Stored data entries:
* * * * * * * * *

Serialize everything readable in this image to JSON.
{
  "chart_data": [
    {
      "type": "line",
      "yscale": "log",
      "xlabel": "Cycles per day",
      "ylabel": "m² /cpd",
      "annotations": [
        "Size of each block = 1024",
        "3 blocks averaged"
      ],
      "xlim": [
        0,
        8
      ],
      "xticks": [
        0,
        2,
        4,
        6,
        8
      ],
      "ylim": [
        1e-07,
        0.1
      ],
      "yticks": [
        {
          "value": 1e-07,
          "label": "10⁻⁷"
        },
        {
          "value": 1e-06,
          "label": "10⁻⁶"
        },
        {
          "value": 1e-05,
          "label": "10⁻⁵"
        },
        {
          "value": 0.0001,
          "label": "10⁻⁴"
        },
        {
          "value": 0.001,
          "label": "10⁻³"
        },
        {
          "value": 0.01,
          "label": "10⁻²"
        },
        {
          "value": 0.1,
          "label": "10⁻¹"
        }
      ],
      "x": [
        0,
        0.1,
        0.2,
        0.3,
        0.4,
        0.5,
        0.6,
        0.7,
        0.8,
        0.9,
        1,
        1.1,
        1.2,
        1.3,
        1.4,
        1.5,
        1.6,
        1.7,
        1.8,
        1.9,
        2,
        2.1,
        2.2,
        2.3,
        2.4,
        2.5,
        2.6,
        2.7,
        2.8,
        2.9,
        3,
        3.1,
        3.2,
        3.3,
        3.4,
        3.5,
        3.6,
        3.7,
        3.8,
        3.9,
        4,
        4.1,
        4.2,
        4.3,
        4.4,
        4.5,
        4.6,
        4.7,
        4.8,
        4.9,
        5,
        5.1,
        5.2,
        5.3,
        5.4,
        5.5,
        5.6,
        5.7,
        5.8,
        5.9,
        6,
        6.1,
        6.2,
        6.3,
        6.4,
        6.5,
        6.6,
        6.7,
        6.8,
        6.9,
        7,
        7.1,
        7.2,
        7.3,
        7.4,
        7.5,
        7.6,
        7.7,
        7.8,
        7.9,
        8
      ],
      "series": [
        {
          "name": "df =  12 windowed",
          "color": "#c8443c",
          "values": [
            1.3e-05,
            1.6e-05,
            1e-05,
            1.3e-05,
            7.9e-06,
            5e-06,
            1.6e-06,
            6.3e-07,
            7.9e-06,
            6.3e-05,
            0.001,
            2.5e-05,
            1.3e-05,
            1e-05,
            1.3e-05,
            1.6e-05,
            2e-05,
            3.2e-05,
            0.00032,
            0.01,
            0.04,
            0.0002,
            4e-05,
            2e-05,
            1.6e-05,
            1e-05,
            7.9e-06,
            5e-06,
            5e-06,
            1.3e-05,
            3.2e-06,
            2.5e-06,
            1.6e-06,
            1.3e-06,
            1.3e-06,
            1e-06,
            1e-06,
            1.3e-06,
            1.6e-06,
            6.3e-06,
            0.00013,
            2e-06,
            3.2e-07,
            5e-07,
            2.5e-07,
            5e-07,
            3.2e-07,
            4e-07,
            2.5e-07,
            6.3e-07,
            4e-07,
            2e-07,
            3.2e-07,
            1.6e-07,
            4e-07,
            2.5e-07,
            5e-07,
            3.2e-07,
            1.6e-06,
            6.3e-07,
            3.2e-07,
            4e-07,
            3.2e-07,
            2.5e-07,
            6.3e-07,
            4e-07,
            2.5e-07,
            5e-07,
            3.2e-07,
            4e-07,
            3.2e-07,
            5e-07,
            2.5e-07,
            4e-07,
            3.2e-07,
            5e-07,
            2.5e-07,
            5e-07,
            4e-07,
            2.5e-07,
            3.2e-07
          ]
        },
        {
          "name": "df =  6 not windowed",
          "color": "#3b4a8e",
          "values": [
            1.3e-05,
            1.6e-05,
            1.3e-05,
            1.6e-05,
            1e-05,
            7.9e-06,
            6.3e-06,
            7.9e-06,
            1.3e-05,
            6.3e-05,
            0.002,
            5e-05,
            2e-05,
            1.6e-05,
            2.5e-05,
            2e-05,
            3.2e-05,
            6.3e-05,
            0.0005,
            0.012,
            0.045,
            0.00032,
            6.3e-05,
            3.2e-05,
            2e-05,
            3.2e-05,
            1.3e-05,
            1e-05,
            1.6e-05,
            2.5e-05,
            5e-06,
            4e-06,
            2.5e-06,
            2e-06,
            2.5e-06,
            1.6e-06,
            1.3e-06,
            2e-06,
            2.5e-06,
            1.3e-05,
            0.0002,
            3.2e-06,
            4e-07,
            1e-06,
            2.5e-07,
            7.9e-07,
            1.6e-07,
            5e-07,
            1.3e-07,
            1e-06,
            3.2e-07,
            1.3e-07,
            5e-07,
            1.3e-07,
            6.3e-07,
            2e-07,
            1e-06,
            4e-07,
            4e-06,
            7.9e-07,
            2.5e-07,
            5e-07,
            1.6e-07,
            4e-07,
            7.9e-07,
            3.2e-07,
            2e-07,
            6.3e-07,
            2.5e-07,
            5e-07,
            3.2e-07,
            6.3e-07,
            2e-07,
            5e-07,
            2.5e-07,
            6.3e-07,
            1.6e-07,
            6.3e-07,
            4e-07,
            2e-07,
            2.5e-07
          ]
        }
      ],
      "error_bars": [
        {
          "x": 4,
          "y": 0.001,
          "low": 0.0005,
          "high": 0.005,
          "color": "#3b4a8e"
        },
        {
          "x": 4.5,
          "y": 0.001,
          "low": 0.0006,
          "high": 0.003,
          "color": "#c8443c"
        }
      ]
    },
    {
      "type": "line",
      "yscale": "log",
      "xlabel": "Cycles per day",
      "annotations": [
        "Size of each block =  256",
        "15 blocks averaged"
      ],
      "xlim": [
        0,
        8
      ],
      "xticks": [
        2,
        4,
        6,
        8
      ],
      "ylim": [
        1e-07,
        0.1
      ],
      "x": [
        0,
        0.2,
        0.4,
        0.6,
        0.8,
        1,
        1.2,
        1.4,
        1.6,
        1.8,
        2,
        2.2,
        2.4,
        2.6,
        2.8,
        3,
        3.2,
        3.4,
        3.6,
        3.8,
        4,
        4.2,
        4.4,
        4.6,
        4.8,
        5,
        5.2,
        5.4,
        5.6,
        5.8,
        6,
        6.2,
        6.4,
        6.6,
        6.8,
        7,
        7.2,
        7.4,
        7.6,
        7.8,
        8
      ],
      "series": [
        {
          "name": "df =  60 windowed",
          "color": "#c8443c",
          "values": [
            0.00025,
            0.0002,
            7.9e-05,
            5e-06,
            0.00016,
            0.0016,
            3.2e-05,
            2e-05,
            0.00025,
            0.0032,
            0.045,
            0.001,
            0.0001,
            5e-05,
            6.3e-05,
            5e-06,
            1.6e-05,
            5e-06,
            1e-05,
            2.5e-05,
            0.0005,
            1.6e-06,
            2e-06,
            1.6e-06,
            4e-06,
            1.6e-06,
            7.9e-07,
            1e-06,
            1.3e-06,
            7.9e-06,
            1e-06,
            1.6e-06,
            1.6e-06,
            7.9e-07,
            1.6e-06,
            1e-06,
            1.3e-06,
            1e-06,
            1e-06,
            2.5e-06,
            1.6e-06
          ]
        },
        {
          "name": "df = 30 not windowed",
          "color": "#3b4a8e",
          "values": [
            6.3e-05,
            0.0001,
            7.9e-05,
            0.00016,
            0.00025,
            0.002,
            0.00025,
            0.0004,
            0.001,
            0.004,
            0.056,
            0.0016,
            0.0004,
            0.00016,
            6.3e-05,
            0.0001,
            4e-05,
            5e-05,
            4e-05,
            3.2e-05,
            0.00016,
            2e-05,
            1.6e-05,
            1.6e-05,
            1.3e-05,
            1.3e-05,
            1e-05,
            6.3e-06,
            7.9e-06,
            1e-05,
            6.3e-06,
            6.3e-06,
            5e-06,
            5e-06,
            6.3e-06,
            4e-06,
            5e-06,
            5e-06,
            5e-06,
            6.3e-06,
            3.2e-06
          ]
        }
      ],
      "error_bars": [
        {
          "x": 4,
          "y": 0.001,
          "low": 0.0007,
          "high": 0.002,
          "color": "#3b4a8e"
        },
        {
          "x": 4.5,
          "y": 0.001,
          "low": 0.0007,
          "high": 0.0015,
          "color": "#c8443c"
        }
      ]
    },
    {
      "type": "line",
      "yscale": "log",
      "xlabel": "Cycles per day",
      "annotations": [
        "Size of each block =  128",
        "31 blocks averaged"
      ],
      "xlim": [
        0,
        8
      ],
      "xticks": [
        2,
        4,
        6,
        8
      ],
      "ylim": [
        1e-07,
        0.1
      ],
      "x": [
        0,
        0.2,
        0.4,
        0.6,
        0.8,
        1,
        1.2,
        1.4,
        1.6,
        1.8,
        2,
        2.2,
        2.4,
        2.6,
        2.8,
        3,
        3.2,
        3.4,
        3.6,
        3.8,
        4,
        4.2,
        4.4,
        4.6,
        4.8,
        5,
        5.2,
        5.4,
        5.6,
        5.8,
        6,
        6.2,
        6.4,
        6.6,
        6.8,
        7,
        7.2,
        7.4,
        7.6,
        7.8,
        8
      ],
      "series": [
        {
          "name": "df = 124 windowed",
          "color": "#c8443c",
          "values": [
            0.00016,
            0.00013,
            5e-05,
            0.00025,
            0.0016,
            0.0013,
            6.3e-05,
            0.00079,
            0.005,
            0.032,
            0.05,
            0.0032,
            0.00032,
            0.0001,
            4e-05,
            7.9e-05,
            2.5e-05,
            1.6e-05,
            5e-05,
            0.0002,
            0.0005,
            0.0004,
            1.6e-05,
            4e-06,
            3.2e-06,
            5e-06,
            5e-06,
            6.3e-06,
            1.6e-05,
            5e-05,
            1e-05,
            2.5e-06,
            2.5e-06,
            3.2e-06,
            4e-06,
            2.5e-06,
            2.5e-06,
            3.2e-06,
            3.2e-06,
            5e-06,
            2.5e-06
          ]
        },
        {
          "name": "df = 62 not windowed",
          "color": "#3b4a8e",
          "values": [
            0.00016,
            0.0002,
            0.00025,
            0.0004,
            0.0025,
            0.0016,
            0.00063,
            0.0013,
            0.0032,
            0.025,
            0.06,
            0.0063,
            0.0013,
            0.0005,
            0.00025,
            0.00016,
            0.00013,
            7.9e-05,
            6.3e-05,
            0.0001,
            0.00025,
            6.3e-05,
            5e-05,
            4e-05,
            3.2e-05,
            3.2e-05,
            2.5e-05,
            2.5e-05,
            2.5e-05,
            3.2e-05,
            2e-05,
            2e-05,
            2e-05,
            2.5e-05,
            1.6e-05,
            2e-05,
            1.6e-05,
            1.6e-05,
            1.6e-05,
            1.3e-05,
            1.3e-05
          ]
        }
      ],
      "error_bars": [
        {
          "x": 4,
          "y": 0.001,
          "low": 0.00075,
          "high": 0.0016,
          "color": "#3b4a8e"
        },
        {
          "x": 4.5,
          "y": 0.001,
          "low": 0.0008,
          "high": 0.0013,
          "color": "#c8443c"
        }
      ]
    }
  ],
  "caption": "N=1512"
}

* * * * * * * * *

* TASK OBJECTIVE *
Only lines with "averaged" are wanted here; list each of them.

* RESPONSE TO THIS EXERCISE *
        "3 blocks averaged"
        "15 blocks averaged"
        "31 blocks averaged"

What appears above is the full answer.